Exercise requirements: Could you reproduce, character for character, the lines of the items from the line with "1025, 1467, 1037]" up to and including the line with "1040, 586, 1054]"?
===== Source material =====
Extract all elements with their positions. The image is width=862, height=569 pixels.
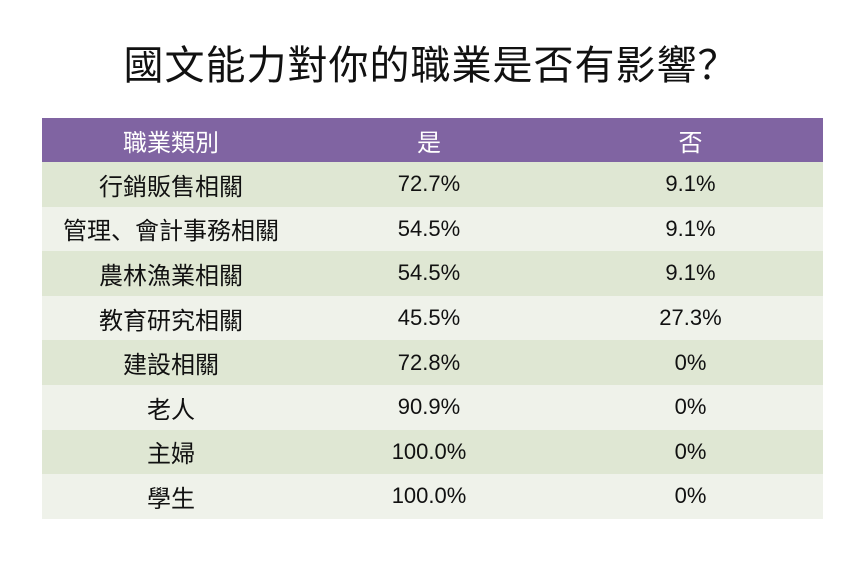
no-percent-cell: 9.1% (558, 251, 823, 296)
occupation-cell: 管理、會計事務相關 (42, 206, 300, 252)
occupation-cell: 農林漁業相關 (42, 251, 300, 296)
yes-percent-cell: 72.8% (300, 340, 558, 385)
column-header-occupation: 職業類別 (42, 118, 300, 162)
table-row: 管理、會計事務相關 54.5% 9.1% (42, 206, 823, 252)
yes-percent-cell: 90.9% (300, 384, 558, 430)
yes-percent-cell: 45.5% (300, 295, 558, 341)
table-row: 教育研究相關 45.5% 27.3% (42, 295, 823, 341)
yes-percent-cell: 54.5% (300, 251, 558, 296)
no-percent-cell: 27.3% (558, 295, 823, 341)
table-row: 行銷販售相關 72.7% 9.1% (42, 162, 823, 207)
table-header-row: 職業類別 是 否 (42, 118, 823, 162)
no-percent-cell: 0% (558, 429, 823, 475)
occupation-cell: 行銷販售相關 (42, 162, 300, 207)
table-row: 學生 100.0% 0% (42, 474, 823, 519)
table-row: 主婦 100.0% 0% (42, 429, 823, 475)
occupation-impact-table: 職業類別 是 否 行銷販售相關 72.7% 9.1% 管理、會計事務相關 54.5% 9.… (42, 118, 823, 519)
no-percent-cell: 9.1% (558, 162, 823, 207)
table-row: 老人 90.9% 0% (42, 384, 823, 430)
no-percent-cell: 0% (558, 474, 823, 519)
column-header-no: 否 (558, 118, 823, 162)
yes-percent-cell: 72.7% (300, 162, 558, 207)
yes-percent-cell: 100.0% (300, 429, 558, 475)
no-percent-cell: 0% (558, 340, 823, 385)
yes-percent-cell: 100.0% (300, 474, 558, 519)
table-row: 建設相關 72.8% 0% (42, 340, 823, 385)
slide-title: 國文能力對你的職業是否有影響？ (123, 43, 739, 89)
occupation-cell: 建設相關 (42, 340, 300, 385)
occupation-cell: 教育研究相關 (42, 295, 300, 341)
table-body: 行銷販售相關 72.7% 9.1% 管理、會計事務相關 54.5% 9.1% 農林漁業相關 5… (42, 162, 823, 519)
occupation-cell: 老人 (42, 384, 300, 430)
column-header-yes: 是 (300, 118, 558, 162)
yes-percent-cell: 54.5% (300, 206, 558, 252)
no-percent-cell: 0% (558, 384, 823, 430)
occupation-cell: 學生 (42, 474, 300, 519)
table-row: 農林漁業相關 54.5% 9.1% (42, 251, 823, 296)
no-percent-cell: 9.1% (558, 206, 823, 252)
occupation-cell: 主婦 (42, 429, 300, 475)
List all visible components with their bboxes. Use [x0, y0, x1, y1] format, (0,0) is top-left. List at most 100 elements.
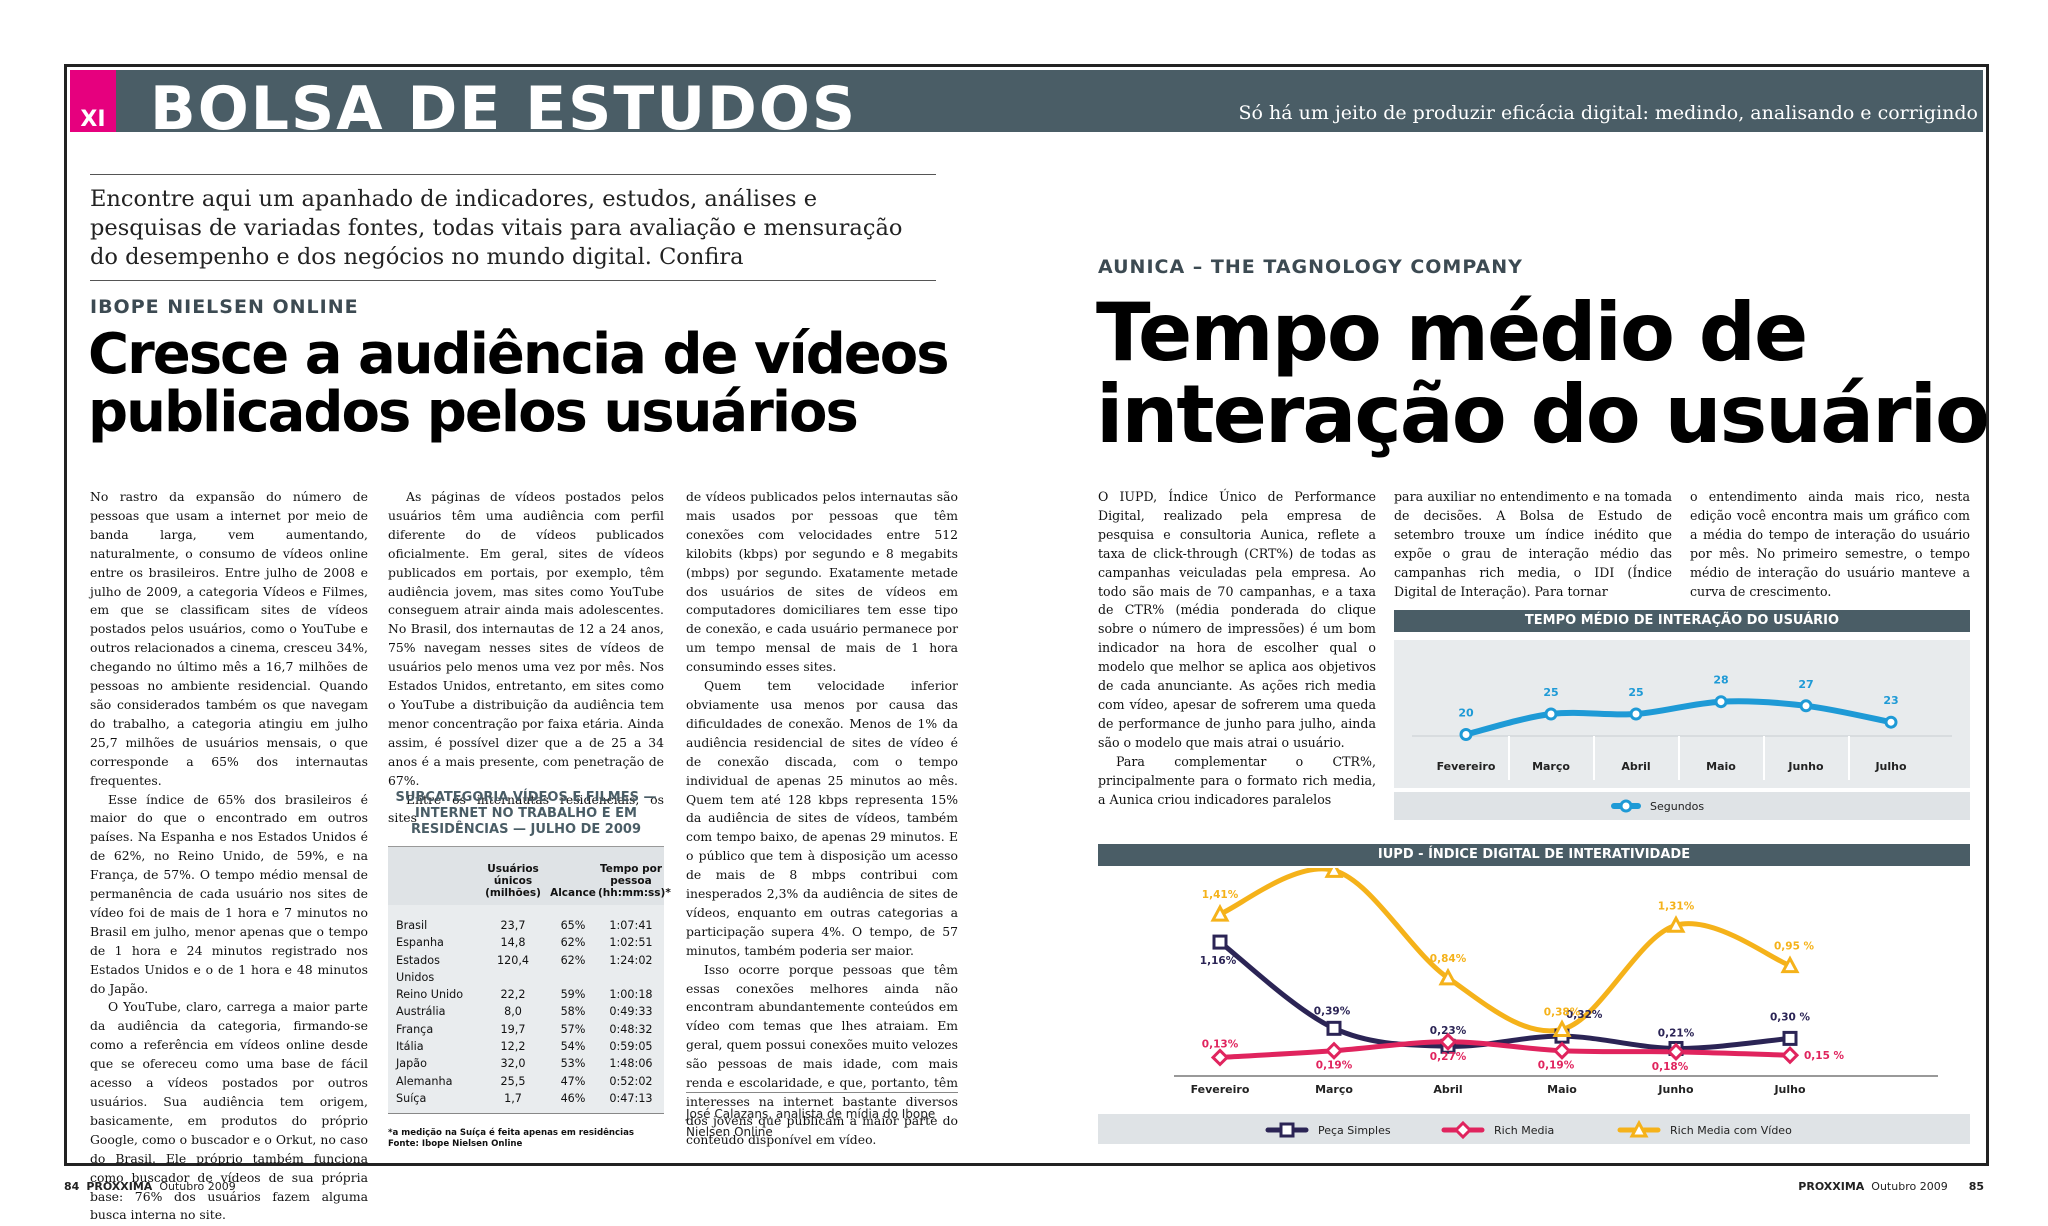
chart2-data-label: 0,23%	[1430, 1025, 1467, 1037]
chart1-legend-background	[1394, 792, 1970, 820]
table-cell: Alemanha	[396, 1074, 453, 1088]
table-row: Brasil 23,7 65% 1:07:41	[388, 917, 664, 934]
table-cell: 59%	[560, 988, 586, 1002]
table-row: Itália 12,2 54% 0:59:05	[388, 1038, 664, 1055]
table-cell: 54%	[560, 1040, 586, 1054]
chart1-background	[1394, 640, 1970, 788]
table-cell: 0:59:05	[609, 1040, 653, 1054]
section-title: BOLSA DE ESTUDOS	[150, 74, 858, 144]
footer-right: PROXXIMA Outubro 2009 85	[1798, 1180, 1984, 1193]
table-header: Usuários únicos (milhões) Alcance Tempo …	[388, 847, 671, 905]
chart2-point	[1212, 934, 1228, 950]
table-cell: 1:02:51	[609, 936, 653, 950]
chart1-legend-label: Segundos	[1650, 800, 1704, 813]
table-cell: 25,5	[500, 1074, 526, 1088]
table-row: Austrália 8,0 58% 0:49:33	[388, 1003, 664, 1020]
chart1-category-label: Março	[1532, 760, 1570, 773]
right-kicker: AUNICA – THE TAGNOLOGY COMPANY	[1098, 256, 1523, 278]
chart2-point	[1666, 1042, 1686, 1061]
chart2-legend-background	[1098, 1114, 1970, 1144]
table-cell: França	[396, 1022, 434, 1036]
chart1-category-label: Fevereiro	[1437, 760, 1496, 773]
table-cell: 0:52:02	[609, 1074, 653, 1088]
magazine-name: PROXXIMA	[86, 1180, 153, 1193]
chart2-data-label: 0,19%	[1316, 1060, 1353, 1072]
chart2-point	[1324, 868, 1344, 878]
chart2-data-label: 1,16%	[1200, 955, 1237, 967]
chart2-point	[1780, 1046, 1800, 1065]
chart2-point	[1324, 1041, 1344, 1060]
table-cell: Estados Unidos	[396, 953, 440, 984]
chart1-data-label: 25	[1628, 686, 1643, 699]
table-cell: 65%	[560, 919, 586, 932]
table-row: Estados Unidos 120,4 62% 1:24:02	[388, 952, 664, 987]
chart2-point	[1782, 1030, 1798, 1046]
table-cell: 1,7	[504, 1091, 522, 1105]
chart2-category-label: Fevereiro	[1191, 1083, 1250, 1096]
table-cell: 22,2	[500, 988, 526, 1002]
chart2-point	[1552, 1019, 1572, 1037]
table-cell: Austrália	[396, 1005, 446, 1019]
chart1-category-label: Abril	[1621, 760, 1650, 773]
chart2-category-label: Maio	[1547, 1083, 1577, 1096]
table-header-cell: Tempo por pessoa (hh:mm:ss)*	[598, 863, 671, 899]
issue-date: Outubro 2009	[1871, 1180, 1948, 1193]
chart1-point	[1799, 699, 1813, 713]
table-cell: 1:48:06	[609, 1057, 653, 1071]
chart2-data-label: 0,30 %	[1770, 1011, 1811, 1023]
chart2-series-line	[1217, 939, 1793, 1051]
chart2-legend-marker	[1629, 1119, 1649, 1138]
table-cell: 23,7	[500, 919, 526, 932]
paragraph: Esse índice de 65% dos brasileiros é mai…	[90, 791, 368, 996]
paragraph: para auxiliar no entendimento e na tomad…	[1394, 489, 1672, 599]
left-headline: Cresce a audiência de vídeos publicados …	[88, 322, 950, 445]
table-row: Suíça 1,7 46% 0:47:13	[388, 1090, 664, 1107]
chart2-legend-marker	[1279, 1122, 1295, 1138]
chart2-data-label: 0,95 %	[1774, 941, 1815, 953]
paragraph: No rastro da expansão do número de pesso…	[90, 489, 368, 788]
paragraph: O IUPD, Índice Único de Performance Digi…	[1098, 489, 1376, 750]
chart2-data-label: 0,13%	[1202, 1038, 1239, 1050]
table-cell: Espanha	[396, 936, 444, 950]
table-header-cell: Usuários únicos (milhões)	[485, 863, 541, 899]
page-number: 84	[64, 1180, 80, 1193]
chart2-point	[1210, 1048, 1230, 1067]
chart1-title: TEMPO MÉDIO DE INTERAÇÃO DO USUÁRIO	[1394, 610, 1970, 632]
left-column-1: No rastro da expansão do número de pesso…	[90, 488, 368, 1225]
chart1-point	[1884, 715, 1898, 729]
table-cell: 8,0	[504, 1005, 522, 1019]
chart2-legend-label: Peça Simples	[1318, 1124, 1391, 1137]
table-cell: Suíça	[396, 1091, 427, 1105]
table-cell: Itália	[396, 1040, 424, 1054]
chart2-category-label: Março	[1315, 1083, 1353, 1096]
table-cell: 1:07:41	[609, 919, 653, 932]
chart1-category-label: Julho	[1874, 760, 1907, 773]
left-kicker: IBOPE NIELSEN ONLINE	[90, 296, 359, 318]
table-row: Espanha 14,8 62% 1:02:51	[388, 934, 664, 951]
right-headline-line1: Tempo médio de	[1096, 286, 1808, 379]
chart2-data-label: 0,84%	[1430, 953, 1467, 965]
chart2-point	[1438, 1032, 1458, 1051]
chart1-point	[1714, 695, 1728, 709]
chart2-category-label: Julho	[1773, 1083, 1806, 1096]
chart1-point	[1544, 707, 1558, 721]
chart2-data-label: 0,19%	[1538, 1060, 1575, 1072]
chart1-data-label: 20	[1458, 707, 1474, 720]
chart1-legend-marker	[1619, 799, 1633, 813]
table-cell: Japão	[396, 1057, 427, 1071]
table-row: Alemanha 25,5 47% 0:52:02	[388, 1073, 664, 1090]
table-row: Reino Unido 22,2 59% 1:00:18	[388, 986, 664, 1003]
chart2-series-line	[1217, 1039, 1793, 1060]
paragraph: Isso ocorre porque pessoas que têm essas…	[686, 961, 958, 1147]
chart2-data-label: 0,38%	[1544, 1006, 1581, 1018]
table-cell: 0:47:13	[609, 1091, 653, 1105]
chart1-data-label: 28	[1713, 674, 1728, 687]
table-cell: 12,2	[500, 1040, 526, 1054]
chart2-series-line	[1217, 868, 1793, 1034]
paragraph: Entre os internautas residenciais, os si…	[388, 791, 664, 826]
table-cell: 46%	[560, 1091, 586, 1105]
chart2-data-label: 0,21%	[1658, 1027, 1695, 1039]
chart2-data-label: 0,15 %	[1804, 1050, 1845, 1062]
section-logo: XI	[70, 70, 116, 132]
table-cell: 0:48:32	[609, 1022, 653, 1036]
=====
Answer to the exercise:
chart2-data-label: 0,23%	[1430, 1025, 1467, 1037]
chart1-legend-background	[1394, 792, 1970, 820]
table-cell: Alemanha	[396, 1074, 453, 1088]
table-row: Brasil 23,7 65% 1:07:41	[388, 917, 664, 934]
table-cell: 59%	[560, 988, 586, 1002]
table-row: Itália 12,2 54% 0:59:05	[388, 1038, 664, 1055]
table-cell: 54%	[560, 1040, 586, 1054]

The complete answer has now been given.